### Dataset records
-=-=-

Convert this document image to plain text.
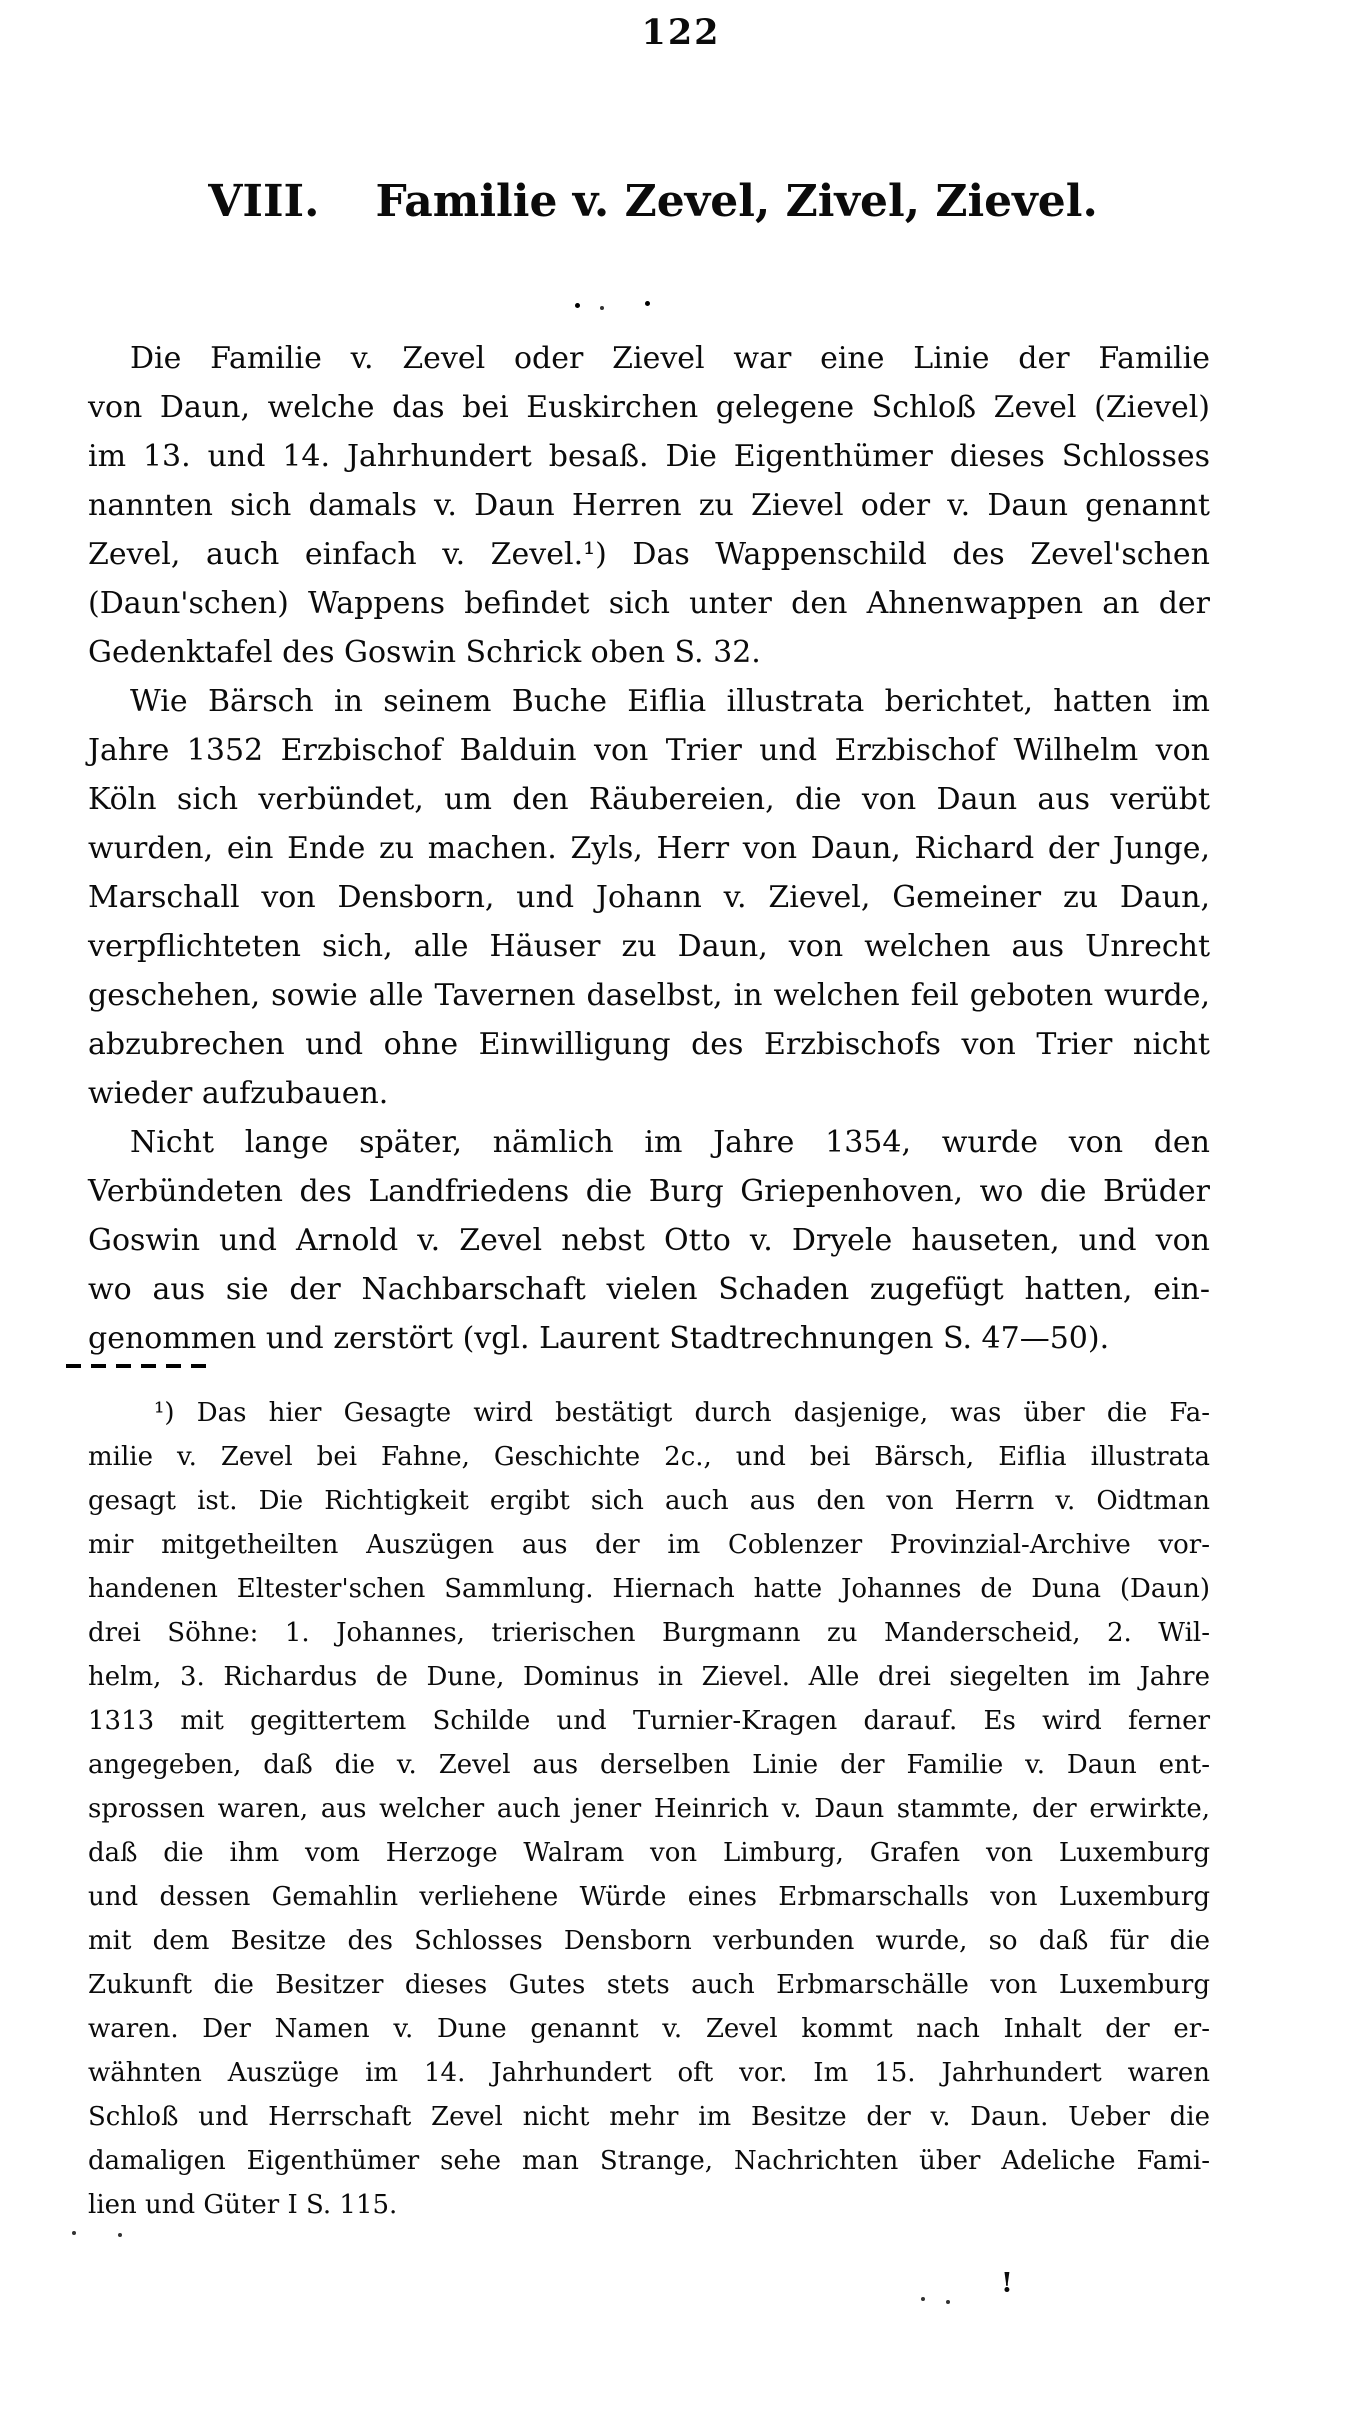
122
VIII. Familie v. Zevel, Zivel, Zievel.
Die Familie v. Zevel oder Zievel war eine Linie der Familie
von Daun, welche das bei Euskirchen gelegene Schloß Zevel (Zievel)
im 13. und 14. Jahrhundert besaß. Die Eigenthümer dieses Schlosses
nannten sich damals v. Daun Herren zu Zievel oder v. Daun genannt
Zevel, auch einfach v. Zevel.¹) Das Wappenschild des Zevel'schen
(Daun'schen) Wappens befindet sich unter den Ahnenwappen an der
Gedenktafel des Goswin Schrick oben S. 32.
Wie Bärsch in seinem Buche Eiflia illustrata berichtet, hatten im
Jahre 1352 Erzbischof Balduin von Trier und Erzbischof Wilhelm von
Köln sich verbündet, um den Räubereien, die von Daun aus verübt
wurden, ein Ende zu machen. Zyls, Herr von Daun, Richard der Junge,
Marschall von Densborn, und Johann v. Zievel, Gemeiner zu Daun,
verpflichteten sich, alle Häuser zu Daun, von welchen aus Unrecht
geschehen, sowie alle Tavernen daselbst, in welchen feil geboten wurde,
abzubrechen und ohne Einwilligung des Erzbischofs von Trier nicht
wieder aufzubauen.
Nicht lange später, nämlich im Jahre 1354, wurde von den
Verbündeten des Landfriedens die Burg Griepenhoven, wo die Brüder
Goswin und Arnold v. Zevel nebst Otto v. Dryele hauseten, und von
wo aus sie der Nachbarschaft vielen Schaden zugefügt hatten, ein-
genommen und zerstört (vgl. Laurent Stadtrechnungen S. 47—50).
¹) Das hier Gesagte wird bestätigt durch dasjenige, was über die Fa-
milie v. Zevel bei Fahne, Geschichte 2c., und bei Bärsch, Eiflia illustrata
gesagt ist. Die Richtigkeit ergibt sich auch aus den von Herrn v. Oidtman
mir mitgetheilten Auszügen aus der im Coblenzer Provinzial-Archive vor-
handenen Eltester'schen Sammlung. Hiernach hatte Johannes de Duna (Daun)
drei Söhne: 1. Johannes, trierischen Burgmann zu Manderscheid, 2. Wil-
helm, 3. Richardus de Dune, Dominus in Zievel. Alle drei siegelten im Jahre
1313 mit gegittertem Schilde und Turnier-Kragen darauf. Es wird ferner
angegeben, daß die v. Zevel aus derselben Linie der Familie v. Daun ent-
sprossen waren, aus welcher auch jener Heinrich v. Daun stammte, der erwirkte,
daß die ihm vom Herzoge Walram von Limburg, Grafen von Luxemburg
und dessen Gemahlin verliehene Würde eines Erbmarschalls von Luxemburg
mit dem Besitze des Schlosses Densborn verbunden wurde, so daß für die
Zukunft die Besitzer dieses Gutes stets auch Erbmarschälle von Luxemburg
waren. Der Namen v. Dune genannt v. Zevel kommt nach Inhalt der er-
wähnten Auszüge im 14. Jahrhundert oft vor. Im 15. Jahrhundert waren
Schloß und Herrschaft Zevel nicht mehr im Besitze der v. Daun. Ueber die
damaligen Eigenthümer sehe man Strange, Nachrichten über Adeliche Fami-
lien und Güter I S. 115.
!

-=-=-

### PROBLEM DETAILS
Lines in the data that hold "Luxemburg" must be located and copied.

### ANSWER SPACE
daß die ihm vom Herzoge Walram von Limburg, Grafen von Luxemburg
und dessen Gemahlin verliehene Würde eines Erbmarschalls von Luxemburg
Zukunft die Besitzer dieses Gutes stets auch Erbmarschälle von Luxemburg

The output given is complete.